◆ INPUT DATA
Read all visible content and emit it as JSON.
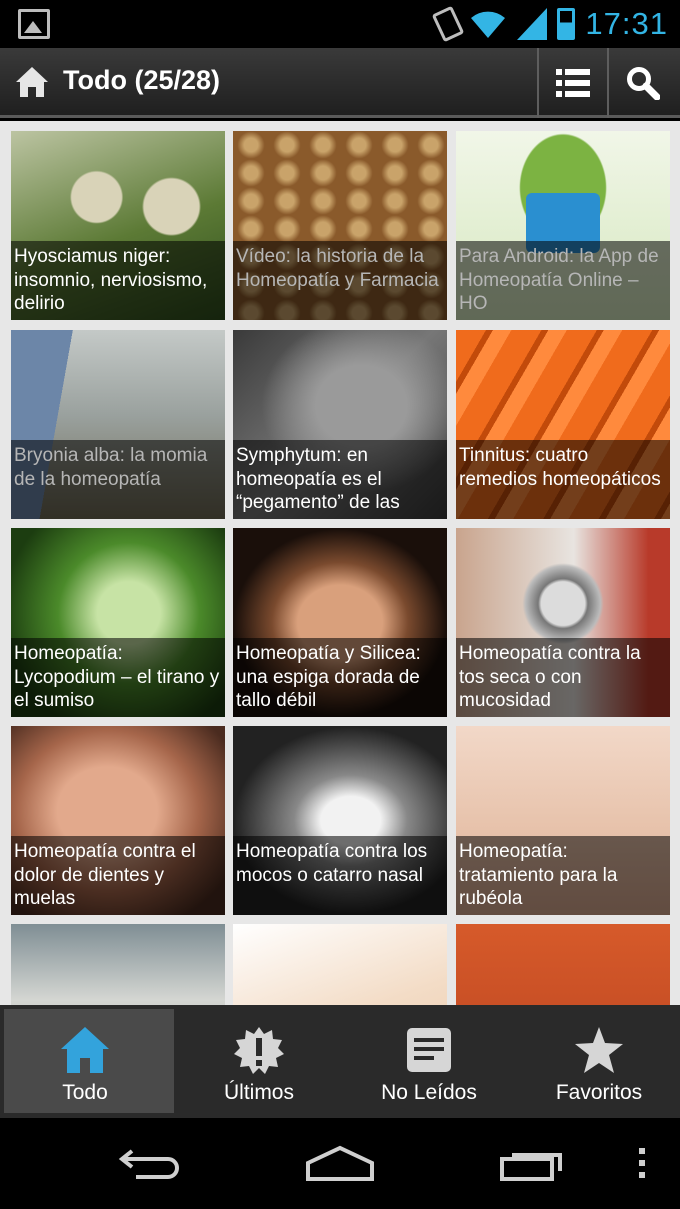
{
  "status_bar": {
    "time": "17:31",
    "icons": [
      "gallery-notification-icon",
      "vibrate-icon",
      "wifi-icon",
      "signal-icon",
      "battery-icon"
    ],
    "accent": "#33b5e5"
  },
  "action_bar": {
    "title": "Todo (25/28)",
    "icons": [
      "home-icon",
      "list-icon",
      "search-icon"
    ]
  },
  "articles": [
    {
      "title": "Hyosciamus niger: insomnio, nerviosismo, delirio",
      "read": false
    },
    {
      "title": "Vídeo: la historia de la Homeopatía y Farmacia",
      "read": true
    },
    {
      "title": "Para Android: la App de Homeopatía Online – HO",
      "read": true
    },
    {
      "title": "Bryonia alba: la momia de la homeopatía",
      "read": true
    },
    {
      "title": "Symphytum: en homeopatía es el “pegamento” de las",
      "read": false
    },
    {
      "title": "Tinnitus: cuatro remedios homeopáticos",
      "read": false
    },
    {
      "title": "Homeopatía: Lycopodium – el tirano y el sumiso",
      "read": false
    },
    {
      "title": "Homeopatía y Silicea: una espiga dorada de tallo débil",
      "read": false
    },
    {
      "title": "Homeopatía contra la tos seca o con mucosidad",
      "read": false
    },
    {
      "title": "Homeopatía contra el dolor de dientes y muelas",
      "read": false
    },
    {
      "title": "Homeopatía contra los mocos o catarro nasal",
      "read": false
    },
    {
      "title": "Homeopatía: tratamiento para la rubéola",
      "read": false
    },
    {
      "title": "",
      "read": false
    },
    {
      "title": "",
      "read": false
    },
    {
      "title": "",
      "read": false
    }
  ],
  "tabs": [
    {
      "label": "Todo",
      "icon": "home-icon",
      "active": true
    },
    {
      "label": "Últimos",
      "icon": "new-badge-icon",
      "active": false
    },
    {
      "label": "No Leídos",
      "icon": "unread-document-icon",
      "active": false
    },
    {
      "label": "Favoritos",
      "icon": "star-icon",
      "active": false
    }
  ],
  "nav_bar": {
    "icons": [
      "back-icon",
      "home-nav-icon",
      "recent-apps-icon",
      "menu-overflow-icon"
    ]
  }
}
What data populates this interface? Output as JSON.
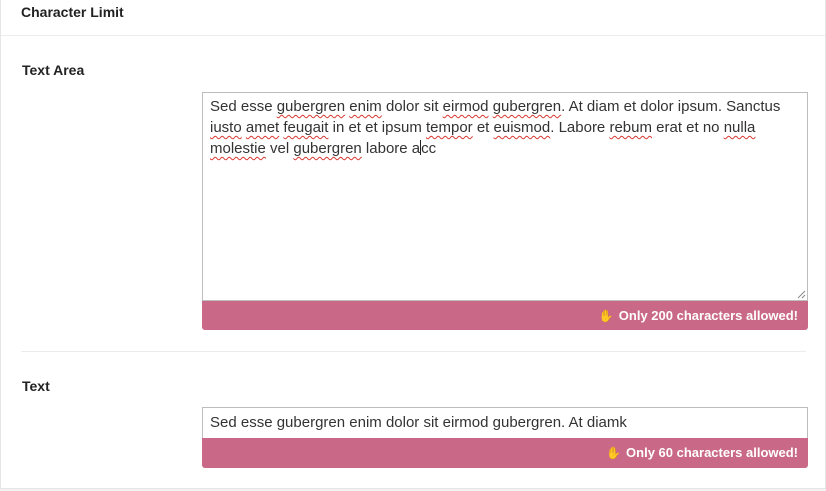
{
  "section": {
    "title": "Character Limit"
  },
  "textarea_field": {
    "label": "Text Area",
    "value_segments": [
      {
        "text": "Sed esse ",
        "misspelled": false
      },
      {
        "text": "gubergren",
        "misspelled": true
      },
      {
        "text": " ",
        "misspelled": false
      },
      {
        "text": "enim",
        "misspelled": true
      },
      {
        "text": " dolor sit ",
        "misspelled": false
      },
      {
        "text": "eirmod",
        "misspelled": true
      },
      {
        "text": " ",
        "misspelled": false
      },
      {
        "text": "gubergren",
        "misspelled": true
      },
      {
        "text": ". At diam et dolor ipsum. Sanctus ",
        "misspelled": false
      },
      {
        "text": "iusto",
        "misspelled": true
      },
      {
        "text": " ",
        "misspelled": false
      },
      {
        "text": "amet",
        "misspelled": true
      },
      {
        "text": " ",
        "misspelled": false
      },
      {
        "text": "feugait",
        "misspelled": true
      },
      {
        "text": " in et et ipsum ",
        "misspelled": false
      },
      {
        "text": "tempor",
        "misspelled": true
      },
      {
        "text": " et ",
        "misspelled": false
      },
      {
        "text": "euismod",
        "misspelled": true
      },
      {
        "text": ". Labore ",
        "misspelled": false
      },
      {
        "text": "rebum",
        "misspelled": true
      },
      {
        "text": " erat et no ",
        "misspelled": false
      },
      {
        "text": "nulla",
        "misspelled": true
      },
      {
        "text": " ",
        "misspelled": false
      },
      {
        "text": "molestie",
        "misspelled": true
      },
      {
        "text": " vel ",
        "misspelled": false
      },
      {
        "text": "gubergren",
        "misspelled": true
      },
      {
        "text": " labore a",
        "misspelled": false
      },
      {
        "caret": true
      },
      {
        "text": "cc",
        "misspelled": false
      }
    ],
    "limit_message": "Only 200 characters allowed!",
    "limit_icon": "hand-stop-icon"
  },
  "text_field": {
    "label": "Text",
    "value": "Sed esse gubergren enim dolor sit eirmod gubergren. At diamk",
    "limit_message": "Only 60 characters allowed!",
    "limit_icon": "hand-stop-icon"
  },
  "colors": {
    "limit_bar": "#c96987",
    "limit_text": "#ffffff",
    "spellcheck_underline": "#d9372f"
  }
}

◆ YOUR INSTRUCTIONS
Return to the listing above and set it down exactly, leaving out its pictures.

◆ SOLVED PROBLEM
Read all visible content and emit it as JSON.
{
  "status_bar": {
    "time": "17:31",
    "icons": [
      "gallery-notification-icon",
      "vibrate-icon",
      "wifi-icon",
      "signal-icon",
      "battery-icon"
    ],
    "accent": "#33b5e5"
  },
  "action_bar": {
    "title": "Todo (25/28)",
    "icons": [
      "home-icon",
      "list-icon",
      "search-icon"
    ]
  },
  "articles": [
    {
      "title": "Hyosciamus niger: insomnio, nerviosismo, delirio",
      "read": false
    },
    {
      "title": "Vídeo: la historia de la Homeopatía y Farmacia",
      "read": true
    },
    {
      "title": "Para Android: la App de Homeopatía Online – HO",
      "read": true
    },
    {
      "title": "Bryonia alba: la momia de la homeopatía",
      "read": true
    },
    {
      "title": "Symphytum: en homeopatía es el “pegamento” de las",
      "read": false
    },
    {
      "title": "Tinnitus: cuatro remedios homeopáticos",
      "read": false
    },
    {
      "title": "Homeopatía: Lycopodium – el tirano y el sumiso",
      "read": false
    },
    {
      "title": "Homeopatía y Silicea: una espiga dorada de tallo débil",
      "read": false
    },
    {
      "title": "Homeopatía contra la tos seca o con mucosidad",
      "read": false
    },
    {
      "title": "Homeopatía contra el dolor de dientes y muelas",
      "read": false
    },
    {
      "title": "Homeopatía contra los mocos o catarro nasal",
      "read": false
    },
    {
      "title": "Homeopatía: tratamiento para la rubéola",
      "read": false
    },
    {
      "title": "",
      "read": false
    },
    {
      "title": "",
      "read": false
    },
    {
      "title": "",
      "read": false
    }
  ],
  "tabs": [
    {
      "label": "Todo",
      "icon": "home-icon",
      "active": true
    },
    {
      "label": "Últimos",
      "icon": "new-badge-icon",
      "active": false
    },
    {
      "label": "No Leídos",
      "icon": "unread-document-icon",
      "active": false
    },
    {
      "label": "Favoritos",
      "icon": "star-icon",
      "active": false
    }
  ],
  "nav_bar": {
    "icons": [
      "back-icon",
      "home-nav-icon",
      "recent-apps-icon",
      "menu-overflow-icon"
    ]
  }
}
What data populates this interface? Output as JSON.
{
  "section": {
    "title": "Character Limit"
  },
  "textarea_field": {
    "label": "Text Area",
    "value_segments": [
      {
        "text": "Sed esse ",
        "misspelled": false
      },
      {
        "text": "gubergren",
        "misspelled": true
      },
      {
        "text": " ",
        "misspelled": false
      },
      {
        "text": "enim",
        "misspelled": true
      },
      {
        "text": " dolor sit ",
        "misspelled": false
      },
      {
        "text": "eirmod",
        "misspelled": true
      },
      {
        "text": " ",
        "misspelled": false
      },
      {
        "text": "gubergren",
        "misspelled": true
      },
      {
        "text": ". At diam et dolor ipsum. Sanctus ",
        "misspelled": false
      },
      {
        "text": "iusto",
        "misspelled": true
      },
      {
        "text": " ",
        "misspelled": false
      },
      {
        "text": "amet",
        "misspelled": true
      },
      {
        "text": " ",
        "misspelled": false
      },
      {
        "text": "feugait",
        "misspelled": true
      },
      {
        "text": " in et et ipsum ",
        "misspelled": false
      },
      {
        "text": "tempor",
        "misspelled": true
      },
      {
        "text": " et ",
        "misspelled": false
      },
      {
        "text": "euismod",
        "misspelled": true
      },
      {
        "text": ". Labore ",
        "misspelled": false
      },
      {
        "text": "rebum",
        "misspelled": true
      },
      {
        "text": " erat et no ",
        "misspelled": false
      },
      {
        "text": "nulla",
        "misspelled": true
      },
      {
        "text": " ",
        "misspelled": false
      },
      {
        "text": "molestie",
        "misspelled": true
      },
      {
        "text": " vel ",
        "misspelled": false
      },
      {
        "text": "gubergren",
        "misspelled": true
      },
      {
        "text": " labore a",
        "misspelled": false
      },
      {
        "caret": true
      },
      {
        "text": "cc",
        "misspelled": false
      }
    ],
    "limit_message": "Only 200 characters allowed!",
    "limit_icon": "hand-stop-icon"
  },
  "text_field": {
    "label": "Text",
    "value": "Sed esse gubergren enim dolor sit eirmod gubergren. At diamk",
    "limit_message": "Only 60 characters allowed!",
    "limit_icon": "hand-stop-icon"
  },
  "colors": {
    "limit_bar": "#c96987",
    "limit_text": "#ffffff",
    "spellcheck_underline": "#d9372f"
  }
}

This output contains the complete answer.